- _REQUIREMENT_
Write out the rows word for word, starting at the very first line and going on through the line containing "axis-arrows xyxy=(101,161,136,1235)", including that line.

- _MATERIAL FOR THE TASK_
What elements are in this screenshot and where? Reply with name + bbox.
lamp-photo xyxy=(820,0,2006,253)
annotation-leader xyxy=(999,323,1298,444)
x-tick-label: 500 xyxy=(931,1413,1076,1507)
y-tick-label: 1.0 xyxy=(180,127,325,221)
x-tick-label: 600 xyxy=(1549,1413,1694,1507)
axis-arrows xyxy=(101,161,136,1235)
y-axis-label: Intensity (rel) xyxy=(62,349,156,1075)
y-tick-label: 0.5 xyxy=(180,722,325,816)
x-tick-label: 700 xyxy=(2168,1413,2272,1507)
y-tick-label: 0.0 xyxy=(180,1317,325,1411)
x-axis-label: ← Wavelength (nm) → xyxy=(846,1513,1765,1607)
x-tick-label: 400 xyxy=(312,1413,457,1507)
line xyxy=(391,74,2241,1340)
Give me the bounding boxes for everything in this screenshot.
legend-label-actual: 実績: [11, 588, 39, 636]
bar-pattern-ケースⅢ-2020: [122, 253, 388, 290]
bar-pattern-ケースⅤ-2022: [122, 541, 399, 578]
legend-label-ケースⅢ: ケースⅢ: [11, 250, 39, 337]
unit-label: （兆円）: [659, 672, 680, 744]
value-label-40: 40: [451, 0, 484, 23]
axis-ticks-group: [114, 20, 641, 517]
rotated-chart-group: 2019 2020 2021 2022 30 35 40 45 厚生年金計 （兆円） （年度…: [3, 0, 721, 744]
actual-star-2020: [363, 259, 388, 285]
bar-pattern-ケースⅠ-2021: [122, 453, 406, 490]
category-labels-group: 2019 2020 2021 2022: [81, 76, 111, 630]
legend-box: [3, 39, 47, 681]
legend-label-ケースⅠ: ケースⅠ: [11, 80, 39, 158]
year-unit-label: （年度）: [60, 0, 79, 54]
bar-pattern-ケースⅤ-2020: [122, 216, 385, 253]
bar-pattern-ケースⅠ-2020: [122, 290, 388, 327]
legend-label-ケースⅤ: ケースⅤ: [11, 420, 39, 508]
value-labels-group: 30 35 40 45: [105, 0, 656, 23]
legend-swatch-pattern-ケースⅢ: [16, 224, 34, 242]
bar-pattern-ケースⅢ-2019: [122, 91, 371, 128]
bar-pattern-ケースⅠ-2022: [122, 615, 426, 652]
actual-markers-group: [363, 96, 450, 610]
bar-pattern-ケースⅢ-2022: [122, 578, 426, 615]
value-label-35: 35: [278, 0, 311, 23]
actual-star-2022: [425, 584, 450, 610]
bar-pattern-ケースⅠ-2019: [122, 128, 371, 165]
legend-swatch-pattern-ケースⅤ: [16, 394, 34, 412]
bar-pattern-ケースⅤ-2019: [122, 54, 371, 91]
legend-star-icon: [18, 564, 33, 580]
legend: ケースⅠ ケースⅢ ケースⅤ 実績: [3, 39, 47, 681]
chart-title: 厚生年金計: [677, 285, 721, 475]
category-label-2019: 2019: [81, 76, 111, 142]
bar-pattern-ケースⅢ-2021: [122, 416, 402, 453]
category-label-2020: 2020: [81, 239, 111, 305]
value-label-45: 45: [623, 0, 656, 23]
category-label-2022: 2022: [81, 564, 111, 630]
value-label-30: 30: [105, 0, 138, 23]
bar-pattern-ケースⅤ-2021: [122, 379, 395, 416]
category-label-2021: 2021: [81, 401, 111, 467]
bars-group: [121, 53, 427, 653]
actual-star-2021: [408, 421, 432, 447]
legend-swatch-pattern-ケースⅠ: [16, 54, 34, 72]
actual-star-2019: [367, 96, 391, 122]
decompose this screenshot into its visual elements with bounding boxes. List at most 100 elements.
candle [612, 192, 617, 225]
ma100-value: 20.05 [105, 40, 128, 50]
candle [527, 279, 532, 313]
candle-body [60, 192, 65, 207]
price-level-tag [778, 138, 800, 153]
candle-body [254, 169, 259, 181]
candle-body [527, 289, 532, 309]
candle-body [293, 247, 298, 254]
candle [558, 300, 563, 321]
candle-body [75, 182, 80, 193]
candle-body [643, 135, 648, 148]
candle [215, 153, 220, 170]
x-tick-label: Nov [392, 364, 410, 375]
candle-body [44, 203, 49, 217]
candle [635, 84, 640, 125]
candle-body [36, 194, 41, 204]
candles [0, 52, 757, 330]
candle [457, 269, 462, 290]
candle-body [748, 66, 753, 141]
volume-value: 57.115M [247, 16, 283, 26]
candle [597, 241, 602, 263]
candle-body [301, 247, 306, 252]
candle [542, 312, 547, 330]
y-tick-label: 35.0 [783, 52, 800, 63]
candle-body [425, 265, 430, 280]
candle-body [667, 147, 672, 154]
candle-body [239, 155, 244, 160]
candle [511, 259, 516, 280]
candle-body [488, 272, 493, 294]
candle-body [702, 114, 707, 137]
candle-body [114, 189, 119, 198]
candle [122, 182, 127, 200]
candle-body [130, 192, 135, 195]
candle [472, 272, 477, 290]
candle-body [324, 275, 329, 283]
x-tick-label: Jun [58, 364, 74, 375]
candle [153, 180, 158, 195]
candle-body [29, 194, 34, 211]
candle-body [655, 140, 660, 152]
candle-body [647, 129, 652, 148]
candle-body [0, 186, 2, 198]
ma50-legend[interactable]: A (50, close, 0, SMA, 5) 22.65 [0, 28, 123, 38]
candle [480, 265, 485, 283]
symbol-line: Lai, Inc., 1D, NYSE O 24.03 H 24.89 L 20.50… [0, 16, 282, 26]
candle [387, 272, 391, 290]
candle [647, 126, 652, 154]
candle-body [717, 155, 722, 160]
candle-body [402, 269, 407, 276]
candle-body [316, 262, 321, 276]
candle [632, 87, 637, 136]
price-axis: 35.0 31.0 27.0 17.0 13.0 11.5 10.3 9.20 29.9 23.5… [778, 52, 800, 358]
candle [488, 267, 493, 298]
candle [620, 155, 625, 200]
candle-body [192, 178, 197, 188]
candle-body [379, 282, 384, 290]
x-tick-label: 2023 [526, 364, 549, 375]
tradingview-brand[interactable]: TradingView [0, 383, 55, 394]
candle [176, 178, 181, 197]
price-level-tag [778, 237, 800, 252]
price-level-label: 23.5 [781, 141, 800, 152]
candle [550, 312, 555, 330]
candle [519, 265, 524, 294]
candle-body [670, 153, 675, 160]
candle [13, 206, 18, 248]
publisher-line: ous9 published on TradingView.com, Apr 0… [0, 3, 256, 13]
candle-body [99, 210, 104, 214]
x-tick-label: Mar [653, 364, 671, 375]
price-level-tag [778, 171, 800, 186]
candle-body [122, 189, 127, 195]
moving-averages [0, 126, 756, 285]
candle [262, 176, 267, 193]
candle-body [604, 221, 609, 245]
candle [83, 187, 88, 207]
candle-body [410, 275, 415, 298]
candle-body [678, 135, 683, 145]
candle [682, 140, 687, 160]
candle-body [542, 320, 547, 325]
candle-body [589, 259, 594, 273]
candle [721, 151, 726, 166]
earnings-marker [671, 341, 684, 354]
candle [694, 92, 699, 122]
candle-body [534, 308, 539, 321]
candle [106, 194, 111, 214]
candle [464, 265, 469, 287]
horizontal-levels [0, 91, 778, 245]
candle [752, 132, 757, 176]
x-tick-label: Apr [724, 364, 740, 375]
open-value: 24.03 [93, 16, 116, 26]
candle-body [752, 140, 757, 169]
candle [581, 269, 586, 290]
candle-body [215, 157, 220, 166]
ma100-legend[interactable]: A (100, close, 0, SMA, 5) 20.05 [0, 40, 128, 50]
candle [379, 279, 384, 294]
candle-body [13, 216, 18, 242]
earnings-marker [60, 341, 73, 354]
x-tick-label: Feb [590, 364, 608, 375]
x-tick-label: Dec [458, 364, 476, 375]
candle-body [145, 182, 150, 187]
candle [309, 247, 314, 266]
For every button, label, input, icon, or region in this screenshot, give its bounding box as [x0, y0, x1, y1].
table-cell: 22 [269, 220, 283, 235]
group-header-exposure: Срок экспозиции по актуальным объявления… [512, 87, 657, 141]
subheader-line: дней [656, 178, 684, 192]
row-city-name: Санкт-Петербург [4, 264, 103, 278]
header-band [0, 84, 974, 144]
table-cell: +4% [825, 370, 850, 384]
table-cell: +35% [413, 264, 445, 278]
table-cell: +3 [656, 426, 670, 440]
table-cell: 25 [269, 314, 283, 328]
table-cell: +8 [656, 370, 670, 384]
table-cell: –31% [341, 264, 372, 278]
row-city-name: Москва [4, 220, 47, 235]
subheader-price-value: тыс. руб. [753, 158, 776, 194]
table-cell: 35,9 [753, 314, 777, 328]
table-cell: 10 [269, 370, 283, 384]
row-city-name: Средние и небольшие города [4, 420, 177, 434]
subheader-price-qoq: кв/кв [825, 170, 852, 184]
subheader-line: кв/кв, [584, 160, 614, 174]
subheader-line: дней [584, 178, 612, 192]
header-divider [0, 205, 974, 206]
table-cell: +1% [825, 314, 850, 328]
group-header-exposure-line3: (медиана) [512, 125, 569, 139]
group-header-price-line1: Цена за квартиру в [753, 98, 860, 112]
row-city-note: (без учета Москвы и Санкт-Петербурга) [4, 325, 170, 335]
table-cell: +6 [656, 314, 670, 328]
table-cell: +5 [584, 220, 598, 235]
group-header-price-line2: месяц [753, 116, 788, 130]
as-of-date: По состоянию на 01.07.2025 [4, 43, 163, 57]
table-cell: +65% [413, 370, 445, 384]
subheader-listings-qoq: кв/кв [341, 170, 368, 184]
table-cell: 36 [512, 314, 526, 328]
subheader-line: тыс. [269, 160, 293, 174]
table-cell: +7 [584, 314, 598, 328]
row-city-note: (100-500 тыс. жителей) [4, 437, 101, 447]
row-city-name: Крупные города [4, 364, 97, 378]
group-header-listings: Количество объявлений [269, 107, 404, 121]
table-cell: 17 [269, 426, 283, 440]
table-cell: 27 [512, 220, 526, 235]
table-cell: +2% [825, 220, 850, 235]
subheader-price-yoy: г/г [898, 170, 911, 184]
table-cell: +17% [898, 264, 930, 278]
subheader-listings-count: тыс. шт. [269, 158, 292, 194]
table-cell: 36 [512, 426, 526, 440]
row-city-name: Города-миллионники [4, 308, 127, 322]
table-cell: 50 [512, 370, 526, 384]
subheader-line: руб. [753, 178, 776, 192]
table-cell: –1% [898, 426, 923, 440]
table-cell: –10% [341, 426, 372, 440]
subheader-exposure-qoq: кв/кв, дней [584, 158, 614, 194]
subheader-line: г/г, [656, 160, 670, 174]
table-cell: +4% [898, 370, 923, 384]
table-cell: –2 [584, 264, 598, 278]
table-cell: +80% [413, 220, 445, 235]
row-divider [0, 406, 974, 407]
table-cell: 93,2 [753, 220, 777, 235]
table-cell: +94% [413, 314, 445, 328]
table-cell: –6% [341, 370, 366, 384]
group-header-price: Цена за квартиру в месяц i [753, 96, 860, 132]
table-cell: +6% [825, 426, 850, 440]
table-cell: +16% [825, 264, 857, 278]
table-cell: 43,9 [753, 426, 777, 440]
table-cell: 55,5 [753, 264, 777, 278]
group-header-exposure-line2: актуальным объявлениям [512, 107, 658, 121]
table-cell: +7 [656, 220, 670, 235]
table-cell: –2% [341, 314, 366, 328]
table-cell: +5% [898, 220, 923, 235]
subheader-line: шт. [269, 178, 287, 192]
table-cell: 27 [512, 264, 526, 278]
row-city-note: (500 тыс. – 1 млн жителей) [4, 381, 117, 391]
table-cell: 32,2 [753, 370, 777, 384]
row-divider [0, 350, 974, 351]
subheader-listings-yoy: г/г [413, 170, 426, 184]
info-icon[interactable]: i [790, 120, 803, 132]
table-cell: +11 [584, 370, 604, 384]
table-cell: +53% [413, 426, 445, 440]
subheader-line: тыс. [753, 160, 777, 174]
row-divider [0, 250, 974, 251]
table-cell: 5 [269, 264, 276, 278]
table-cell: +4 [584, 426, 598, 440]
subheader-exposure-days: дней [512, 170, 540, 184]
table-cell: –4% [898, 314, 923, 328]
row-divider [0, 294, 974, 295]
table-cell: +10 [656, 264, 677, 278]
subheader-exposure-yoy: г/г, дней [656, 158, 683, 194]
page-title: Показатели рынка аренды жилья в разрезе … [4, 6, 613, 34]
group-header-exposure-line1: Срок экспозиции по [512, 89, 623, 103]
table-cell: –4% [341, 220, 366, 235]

- _RESPONSE TO THE TASK_
What elements are in this screenshot and where? Reply with name + bbox.
lamp-photo xyxy=(820,0,2006,253)
annotation-leader xyxy=(999,323,1298,444)
x-tick-label: 500 xyxy=(931,1413,1076,1507)
y-tick-label: 1.0 xyxy=(180,127,325,221)
x-tick-label: 600 xyxy=(1549,1413,1694,1507)
axis-arrows xyxy=(101,161,136,1235)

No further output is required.